Write every entry out again exactly, please, and skip the pictures.

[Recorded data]
******

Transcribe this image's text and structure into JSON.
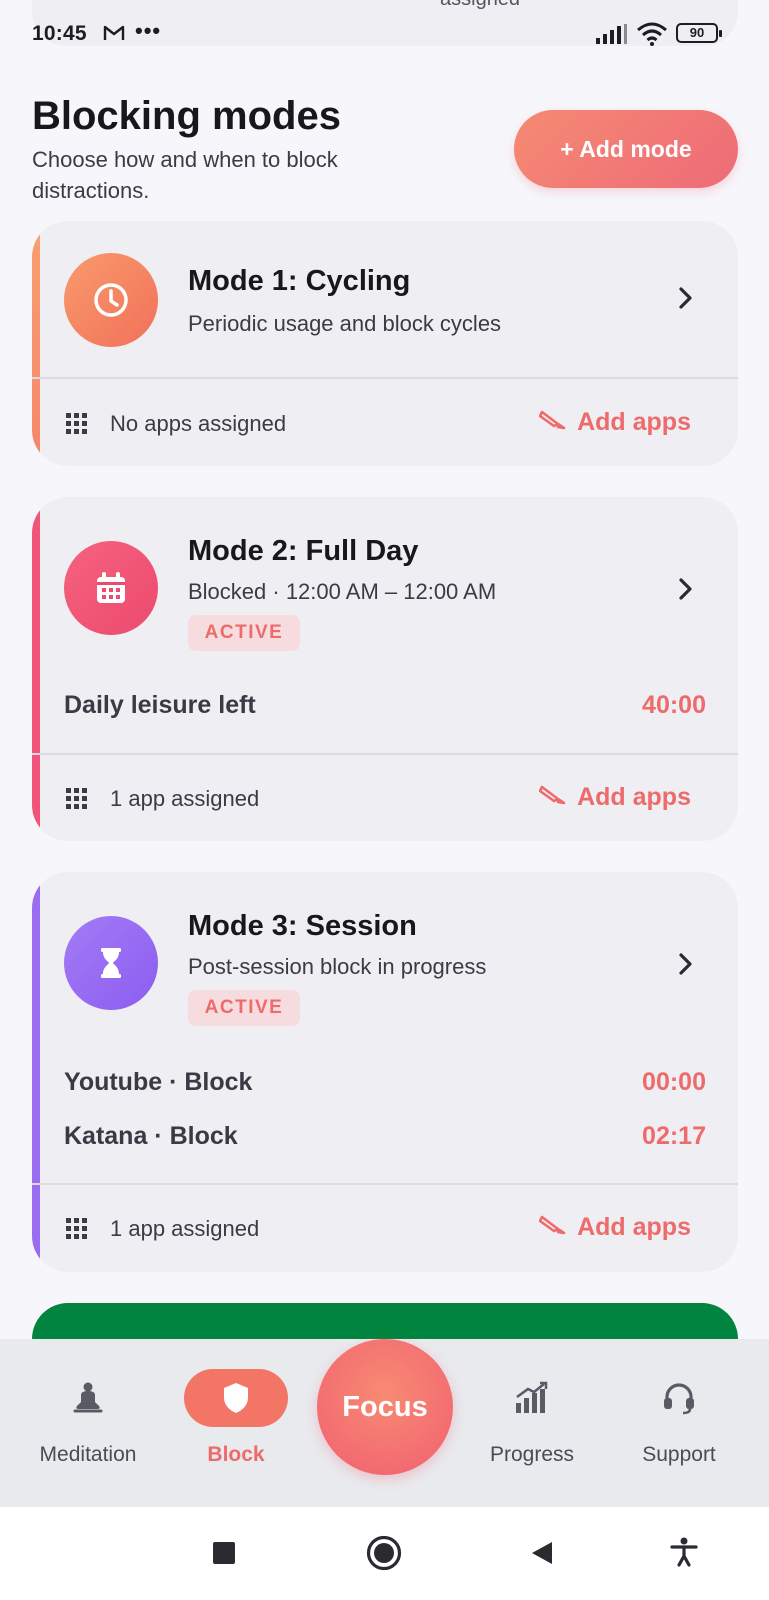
{
  "peek": {
    "text": "assigned"
  },
  "status_bar": {
    "time": "10:45",
    "dots": "•••",
    "battery": "90"
  },
  "header": {
    "title": "Blocking modes",
    "subtitle": "Choose how and when to block distractions.",
    "add_mode_label": "+ Add mode"
  },
  "modes": [
    {
      "title": "Mode 1: Cycling",
      "subtitle": "Periodic usage and block cycles",
      "icon": "clock-icon",
      "accent": "#f5866a",
      "apps_text": "No apps assigned",
      "add_apps_label": "Add apps"
    },
    {
      "title": "Mode 2: Full Day",
      "subtitle": "Blocked · 12:00 AM – 12:00 AM",
      "badge": "ACTIVE",
      "icon": "calendar-icon",
      "accent": "#f1547a",
      "rows": [
        {
          "label": "Daily leisure left",
          "value": "40:00"
        }
      ],
      "apps_text": "1 app assigned",
      "add_apps_label": "Add apps"
    },
    {
      "title": "Mode 3: Session",
      "subtitle": "Post-session block in progress",
      "badge": "ACTIVE",
      "icon": "hourglass-icon",
      "accent": "#9a6cf2",
      "rows": [
        {
          "label": "Youtube · Block",
          "value": "00:00"
        },
        {
          "label": "Katana · Block",
          "value": "02:17"
        }
      ],
      "apps_text": "1 app assigned",
      "add_apps_label": "Add apps"
    }
  ],
  "bottom_nav": {
    "items": [
      {
        "label": "Meditation",
        "icon": "meditation-icon"
      },
      {
        "label": "Block",
        "icon": "shield-icon",
        "active": true
      },
      {
        "label": "Progress",
        "icon": "chart-icon"
      },
      {
        "label": "Support",
        "icon": "headset-icon"
      }
    ],
    "focus_label": "Focus"
  },
  "colors": {
    "accent": "#ee6b6b",
    "card_bg": "#efeef3",
    "green": "#00843f"
  }
}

******

**Answer below:**
Transcribe this image's text and structure into JSON.
{
  "peek": {
    "text": "assigned"
  },
  "status_bar": {
    "time": "10:45",
    "dots": "•••",
    "battery": "90"
  },
  "header": {
    "title": "Blocking modes",
    "subtitle": "Choose how and when to block distractions.",
    "add_mode_label": "+ Add mode"
  },
  "modes": [
    {
      "title": "Mode 1: Cycling",
      "subtitle": "Periodic usage and block cycles",
      "icon": "clock-icon",
      "accent": "#f5866a",
      "apps_text": "No apps assigned",
      "add_apps_label": "Add apps"
    },
    {
      "title": "Mode 2: Full Day",
      "subtitle": "Blocked · 12:00 AM – 12:00 AM",
      "badge": "ACTIVE",
      "icon": "calendar-icon",
      "accent": "#f1547a",
      "rows": [
        {
          "label": "Daily leisure left",
          "value": "40:00"
        }
      ],
      "apps_text": "1 app assigned",
      "add_apps_label": "Add apps"
    },
    {
      "title": "Mode 3: Session",
      "subtitle": "Post-session block in progress",
      "badge": "ACTIVE",
      "icon": "hourglass-icon",
      "accent": "#9a6cf2",
      "rows": [
        {
          "label": "Youtube · Block",
          "value": "00:00"
        },
        {
          "label": "Katana · Block",
          "value": "02:17"
        }
      ],
      "apps_text": "1 app assigned",
      "add_apps_label": "Add apps"
    }
  ],
  "bottom_nav": {
    "items": [
      {
        "label": "Meditation",
        "icon": "meditation-icon"
      },
      {
        "label": "Block",
        "icon": "shield-icon",
        "active": true
      },
      {
        "label": "Progress",
        "icon": "chart-icon"
      },
      {
        "label": "Support",
        "icon": "headset-icon"
      }
    ],
    "focus_label": "Focus"
  },
  "colors": {
    "accent": "#ee6b6b",
    "card_bg": "#efeef3",
    "green": "#00843f"
  }
}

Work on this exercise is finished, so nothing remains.